-- Dataset records start --

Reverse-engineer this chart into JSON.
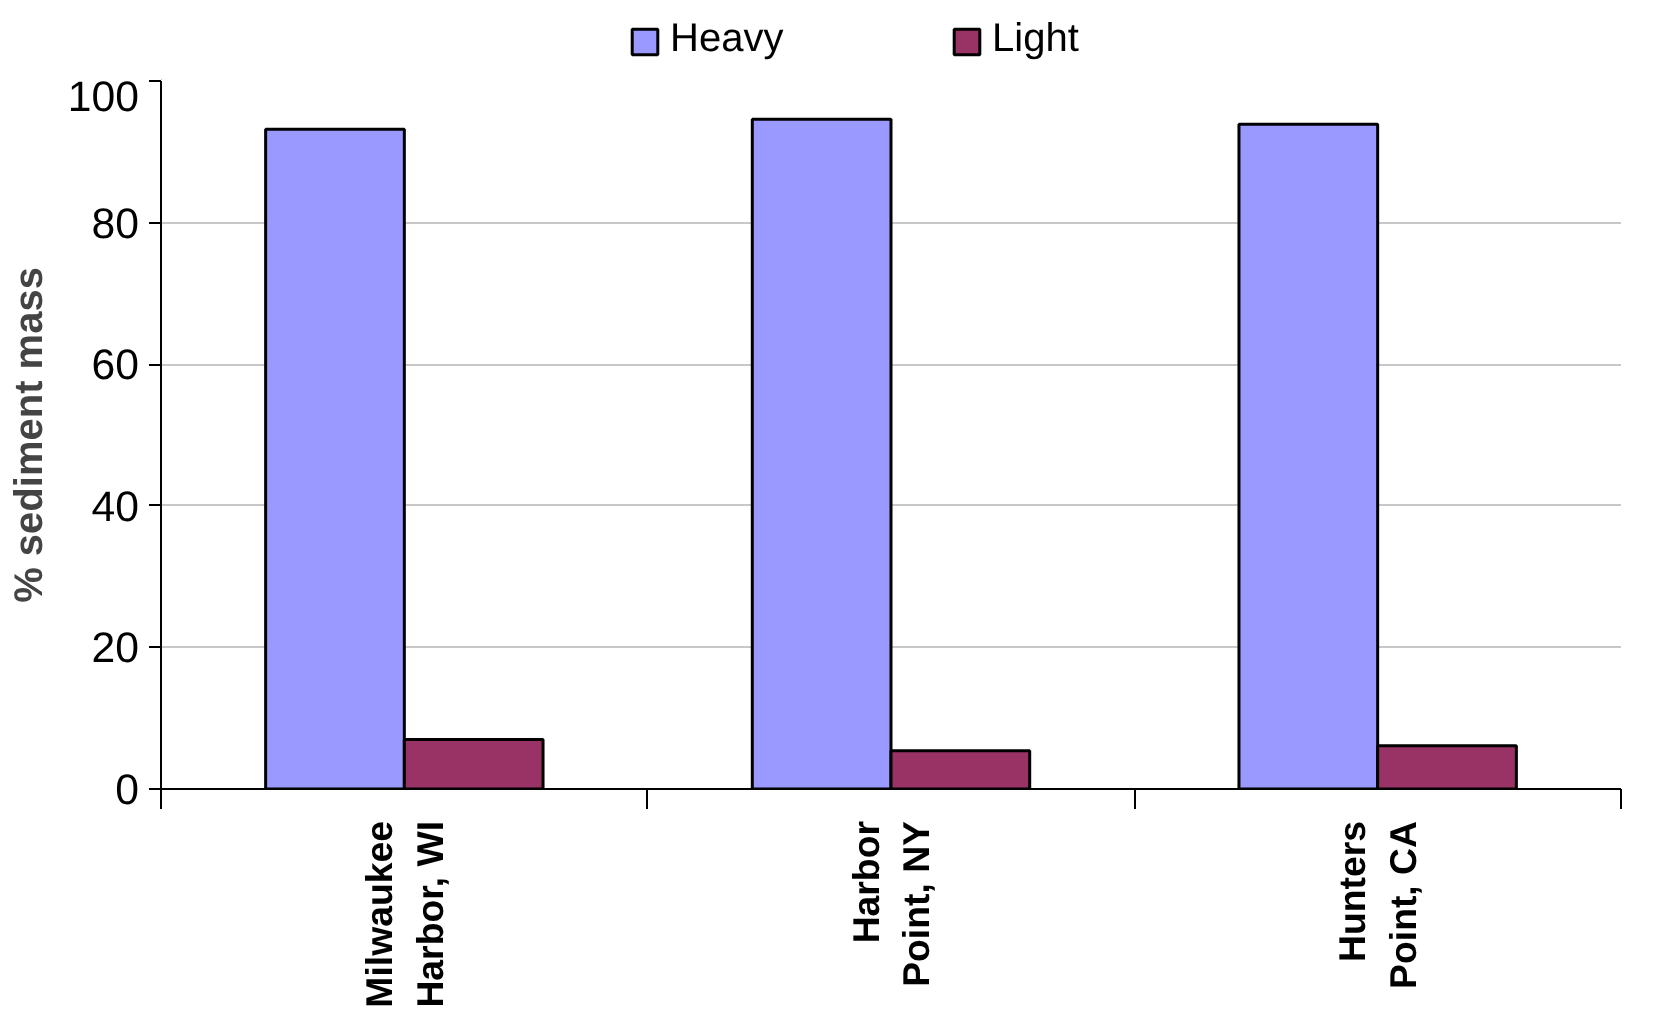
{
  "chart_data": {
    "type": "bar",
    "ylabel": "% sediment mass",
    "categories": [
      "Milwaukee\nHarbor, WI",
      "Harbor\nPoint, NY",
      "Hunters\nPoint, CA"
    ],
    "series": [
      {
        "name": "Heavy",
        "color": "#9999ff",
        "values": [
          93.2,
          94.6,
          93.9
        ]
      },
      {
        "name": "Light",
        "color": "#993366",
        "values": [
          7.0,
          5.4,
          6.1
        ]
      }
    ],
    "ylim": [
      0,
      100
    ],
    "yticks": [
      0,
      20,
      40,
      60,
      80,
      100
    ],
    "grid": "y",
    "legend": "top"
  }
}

-- Dataset records end --

◆ Exercise directions ◆
Print out the whole of the material word for word, without pictures.

◆ Solution to the problem ◆
Reverse-engineer this chart into JSON.
{
  "chart_data": {
    "type": "bar",
    "ylabel": "% sediment mass",
    "categories": [
      "Milwaukee\nHarbor, WI",
      "Harbor\nPoint, NY",
      "Hunters\nPoint, CA"
    ],
    "series": [
      {
        "name": "Heavy",
        "color": "#9999ff",
        "values": [
          93.2,
          94.6,
          93.9
        ]
      },
      {
        "name": "Light",
        "color": "#993366",
        "values": [
          7.0,
          5.4,
          6.1
        ]
      }
    ],
    "ylim": [
      0,
      100
    ],
    "yticks": [
      0,
      20,
      40,
      60,
      80,
      100
    ],
    "grid": "y",
    "legend": "top"
  }
}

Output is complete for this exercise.